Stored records
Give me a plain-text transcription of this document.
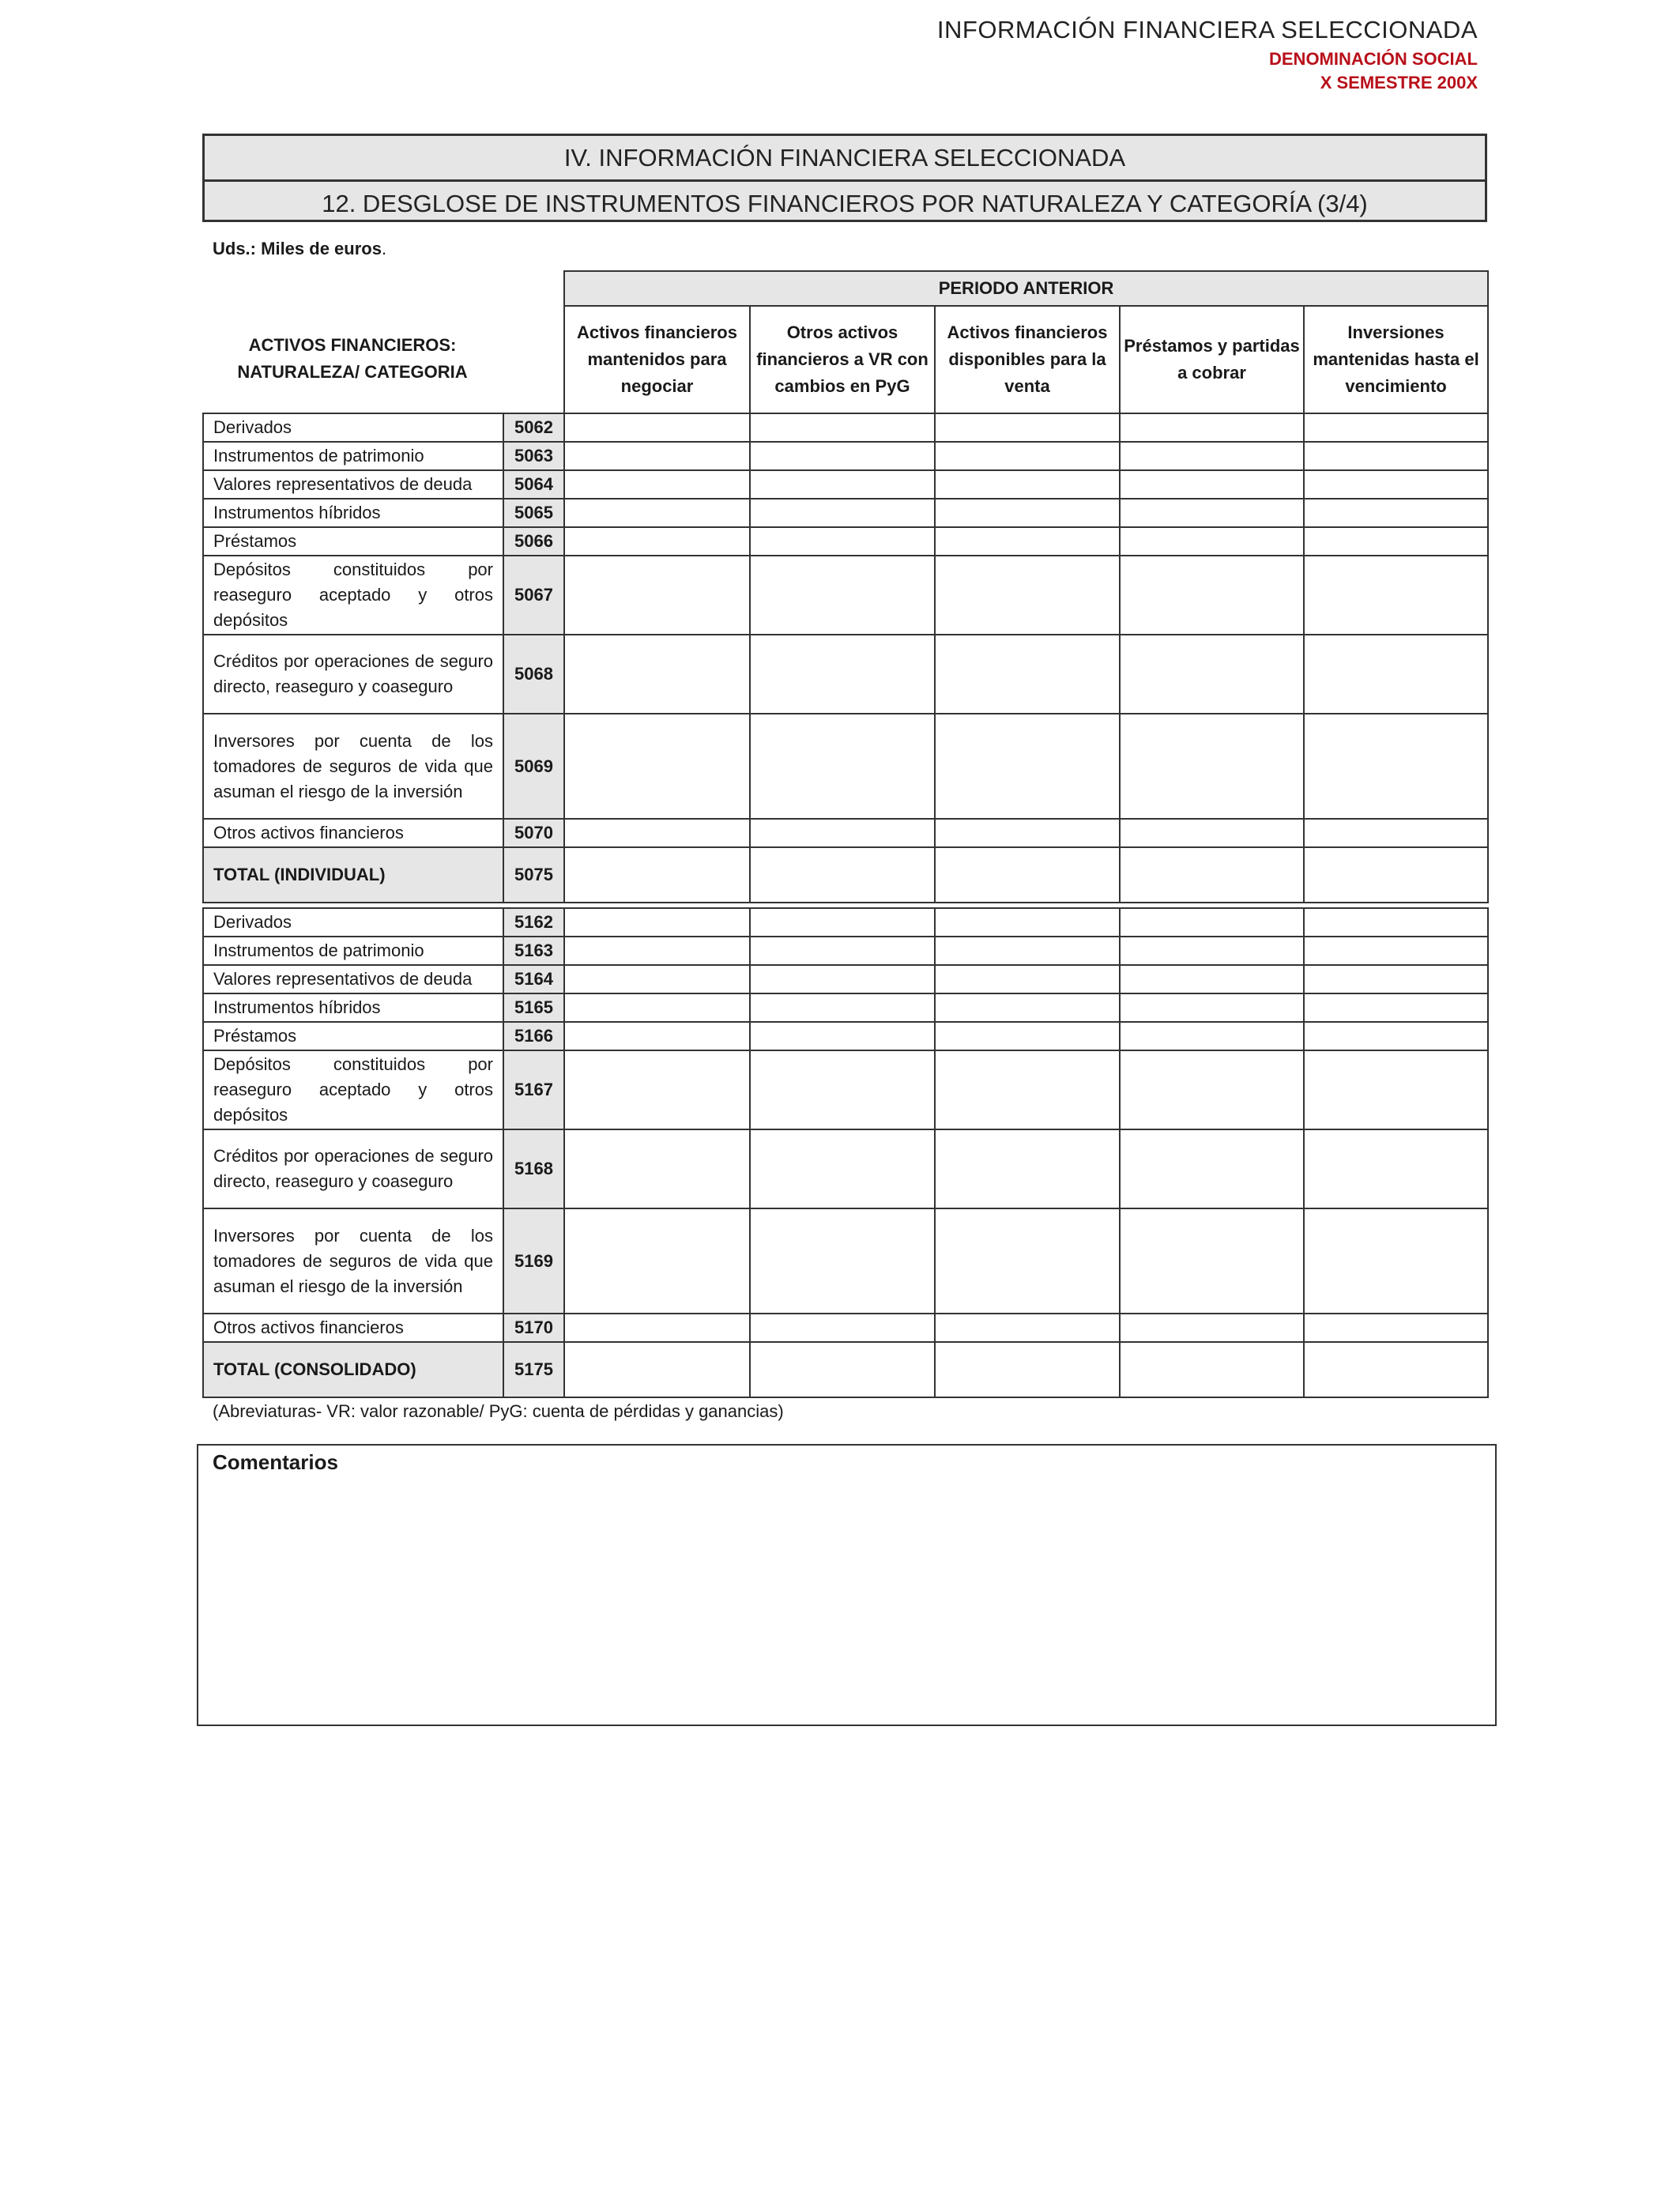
INFORMACIÓN FINANCIERA SELECCIONADA
DENOMINACIÓN SOCIAL
X SEMESTRE 200X
IV. INFORMACIÓN FINANCIERA SELECCIONADA
12. DESGLOSE DE INSTRUMENTOS FINANCIEROS POR NATURALEZA Y CATEGORÍA (3/4)
Uds.: Miles de euros.
ACTIVOS FINANCIEROS:
NATURALEZA/ CATEGORIA
PERIODO ANTERIOR
Activos financieros mantenidos para negociar	Otros activos financieros a VR con cambios en PyG	Activos financieros disponibles para la venta	Préstamos y partidas a cobrar	Inversiones mantenidas hasta el vencimiento
Derivados	5062					
Instrumentos de patrimonio	5063					
Valores representativos de deuda	5064					
Instrumentos híbridos	5065					
Préstamos	5066					
Depósitos constituidos por reaseguro aceptado y otros depósitos	5067					
Créditos por operaciones de seguro directo, reaseguro y coaseguro	5068					
Inversores por cuenta de los tomadores de seguros de vida que asuman el riesgo de la inversión	5069					
Otros activos financieros	5070					
TOTAL (INDIVIDUAL)	5075					
Derivados	5162					
Instrumentos de patrimonio	5163					
Valores representativos de deuda	5164					
Instrumentos híbridos	5165					
Préstamos	5166					
Depósitos constituidos por reaseguro aceptado y otros depósitos	5167					
Créditos por operaciones de seguro directo, reaseguro y coaseguro	5168					
Inversores por cuenta de los tomadores de seguros de vida que asuman el riesgo de la inversión	5169					
Otros activos financieros	5170					
TOTAL (CONSOLIDADO)	5175					
(Abreviaturas- VR: valor razonable/ PyG: cuenta de pérdidas y ganancias)
Comentarios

• WRITTEN EXERCISE
Return all of the entries word for word, but omit the pictures.

• TASK RESULT
Give me a plain-text transcription of this document.
INFORMACIÓN FINANCIERA SELECCIONADA
DENOMINACIÓN SOCIAL
X SEMESTRE 200X
IV. INFORMACIÓN FINANCIERA SELECCIONADA
12. DESGLOSE DE INSTRUMENTOS FINANCIEROS POR NATURALEZA Y CATEGORÍA (3/4)
Uds.: Miles de euros.
ACTIVOS FINANCIEROS:
NATURALEZA/ CATEGORIA
PERIODO ANTERIOR
Activos financieros mantenidos para negociar	Otros activos financieros a VR con cambios en PyG	Activos financieros disponibles para la venta	Préstamos y partidas a cobrar	Inversiones mantenidas hasta el vencimiento
Derivados	5062					
Instrumentos de patrimonio	5063					
Valores representativos de deuda	5064					
Instrumentos híbridos	5065					
Préstamos	5066					
Depósitos constituidos por reaseguro aceptado y otros depósitos	5067					
Créditos por operaciones de seguro directo, reaseguro y coaseguro	5068					
Inversores por cuenta de los tomadores de seguros de vida que asuman el riesgo de la inversión	5069					
Otros activos financieros	5070					
TOTAL (INDIVIDUAL)	5075					
Derivados	5162					
Instrumentos de patrimonio	5163					
Valores representativos de deuda	5164					
Instrumentos híbridos	5165					
Préstamos	5166					
Depósitos constituidos por reaseguro aceptado y otros depósitos	5167					
Créditos por operaciones de seguro directo, reaseguro y coaseguro	5168					
Inversores por cuenta de los tomadores de seguros de vida que asuman el riesgo de la inversión	5169					
Otros activos financieros	5170					
TOTAL (CONSOLIDADO)	5175					
(Abreviaturas- VR: valor razonable/ PyG: cuenta de pérdidas y ganancias)
Comentarios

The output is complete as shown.